Your instructions. Could you print all the entries exactly?
-------- Data entries
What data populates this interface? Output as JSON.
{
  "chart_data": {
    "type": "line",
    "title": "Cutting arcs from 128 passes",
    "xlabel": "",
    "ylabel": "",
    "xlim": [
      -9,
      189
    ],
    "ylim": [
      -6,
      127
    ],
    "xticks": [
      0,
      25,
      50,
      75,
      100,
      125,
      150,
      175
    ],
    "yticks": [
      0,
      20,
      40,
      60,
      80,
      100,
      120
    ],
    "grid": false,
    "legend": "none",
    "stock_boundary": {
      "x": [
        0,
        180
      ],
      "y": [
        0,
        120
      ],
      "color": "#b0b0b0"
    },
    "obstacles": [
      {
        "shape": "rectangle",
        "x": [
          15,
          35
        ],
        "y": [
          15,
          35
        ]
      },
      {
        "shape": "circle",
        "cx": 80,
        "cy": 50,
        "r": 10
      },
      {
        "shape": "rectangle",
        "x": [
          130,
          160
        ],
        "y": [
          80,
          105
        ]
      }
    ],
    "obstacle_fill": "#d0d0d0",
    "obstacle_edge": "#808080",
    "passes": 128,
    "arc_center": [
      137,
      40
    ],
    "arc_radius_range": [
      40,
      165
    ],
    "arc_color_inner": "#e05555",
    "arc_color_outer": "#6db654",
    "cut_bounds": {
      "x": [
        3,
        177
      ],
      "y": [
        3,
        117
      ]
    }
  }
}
----------------
Solution.
What data populates this interface? Output as JSON.
{
  "chart_data": {
    "type": "line",
    "title": "Cutting arcs from 128 passes",
    "xlabel": "",
    "ylabel": "",
    "xlim": [
      -9,
      189
    ],
    "ylim": [
      -6,
      127
    ],
    "xticks": [
      0,
      25,
      50,
      75,
      100,
      125,
      150,
      175
    ],
    "yticks": [
      0,
      20,
      40,
      60,
      80,
      100,
      120
    ],
    "grid": false,
    "legend": "none",
    "stock_boundary": {
      "x": [
        0,
        180
      ],
      "y": [
        0,
        120
      ],
      "color": "#b0b0b0"
    },
    "obstacles": [
      {
        "shape": "rectangle",
        "x": [
          15,
          35
        ],
        "y": [
          15,
          35
        ]
      },
      {
        "shape": "circle",
        "cx": 80,
        "cy": 50,
        "r": 10
      },
      {
        "shape": "rectangle",
        "x": [
          130,
          160
        ],
        "y": [
          80,
          105
        ]
      }
    ],
    "obstacle_fill": "#d0d0d0",
    "obstacle_edge": "#808080",
    "passes": 128,
    "arc_center": [
      137,
      40
    ],
    "arc_radius_range": [
      40,
      165
    ],
    "arc_color_inner": "#e05555",
    "arc_color_outer": "#6db654",
    "cut_bounds": {
      "x": [
        3,
        177
      ],
      "y": [
        3,
        117
      ]
    }
  }
}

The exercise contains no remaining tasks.